**WHAT NEEDS TO BE DONE**.
Among the lines below, count those with "object". Give only the number.

**DATA EXCERPTS**.
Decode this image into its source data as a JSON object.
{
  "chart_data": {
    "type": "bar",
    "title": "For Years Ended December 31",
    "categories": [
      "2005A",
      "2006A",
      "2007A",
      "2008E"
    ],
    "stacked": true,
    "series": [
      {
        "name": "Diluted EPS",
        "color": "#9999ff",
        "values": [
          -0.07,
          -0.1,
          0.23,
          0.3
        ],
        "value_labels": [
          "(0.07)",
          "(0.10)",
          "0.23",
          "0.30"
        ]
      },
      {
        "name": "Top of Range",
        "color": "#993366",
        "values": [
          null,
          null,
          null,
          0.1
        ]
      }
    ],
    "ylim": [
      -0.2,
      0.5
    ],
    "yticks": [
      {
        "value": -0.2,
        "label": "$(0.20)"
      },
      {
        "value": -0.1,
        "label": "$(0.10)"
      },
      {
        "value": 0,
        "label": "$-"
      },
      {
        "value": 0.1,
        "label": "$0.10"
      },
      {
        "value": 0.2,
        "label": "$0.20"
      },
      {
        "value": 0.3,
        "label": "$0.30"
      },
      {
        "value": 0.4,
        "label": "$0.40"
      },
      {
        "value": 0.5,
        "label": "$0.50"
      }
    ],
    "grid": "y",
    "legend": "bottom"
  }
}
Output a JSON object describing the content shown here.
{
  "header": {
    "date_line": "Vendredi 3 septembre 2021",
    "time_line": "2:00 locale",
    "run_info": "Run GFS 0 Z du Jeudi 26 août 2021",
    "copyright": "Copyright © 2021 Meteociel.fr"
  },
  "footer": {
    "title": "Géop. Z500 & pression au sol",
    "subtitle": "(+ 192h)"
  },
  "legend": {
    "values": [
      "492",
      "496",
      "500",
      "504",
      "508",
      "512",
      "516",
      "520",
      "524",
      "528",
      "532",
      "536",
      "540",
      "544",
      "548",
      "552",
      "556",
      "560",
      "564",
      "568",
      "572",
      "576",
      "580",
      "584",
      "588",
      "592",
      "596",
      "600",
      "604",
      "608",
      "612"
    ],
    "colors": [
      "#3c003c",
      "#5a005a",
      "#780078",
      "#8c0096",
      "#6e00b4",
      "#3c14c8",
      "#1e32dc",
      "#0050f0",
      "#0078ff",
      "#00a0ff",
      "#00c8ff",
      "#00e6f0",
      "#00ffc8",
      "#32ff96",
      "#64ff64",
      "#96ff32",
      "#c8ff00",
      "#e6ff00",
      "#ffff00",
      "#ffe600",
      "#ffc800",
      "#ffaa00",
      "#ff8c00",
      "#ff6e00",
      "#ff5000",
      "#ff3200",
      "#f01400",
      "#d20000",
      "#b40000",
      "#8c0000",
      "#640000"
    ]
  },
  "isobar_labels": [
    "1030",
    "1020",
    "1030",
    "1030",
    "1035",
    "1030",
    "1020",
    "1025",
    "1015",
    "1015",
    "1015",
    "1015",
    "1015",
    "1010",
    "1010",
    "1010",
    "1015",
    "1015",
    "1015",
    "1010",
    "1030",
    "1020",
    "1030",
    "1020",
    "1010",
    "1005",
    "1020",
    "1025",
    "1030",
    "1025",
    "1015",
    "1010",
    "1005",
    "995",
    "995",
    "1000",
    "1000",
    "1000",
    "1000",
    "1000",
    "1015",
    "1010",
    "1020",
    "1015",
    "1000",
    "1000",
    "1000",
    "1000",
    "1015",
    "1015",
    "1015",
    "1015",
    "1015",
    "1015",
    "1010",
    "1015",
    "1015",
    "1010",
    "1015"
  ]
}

**EXPECTED ANSWER**.
2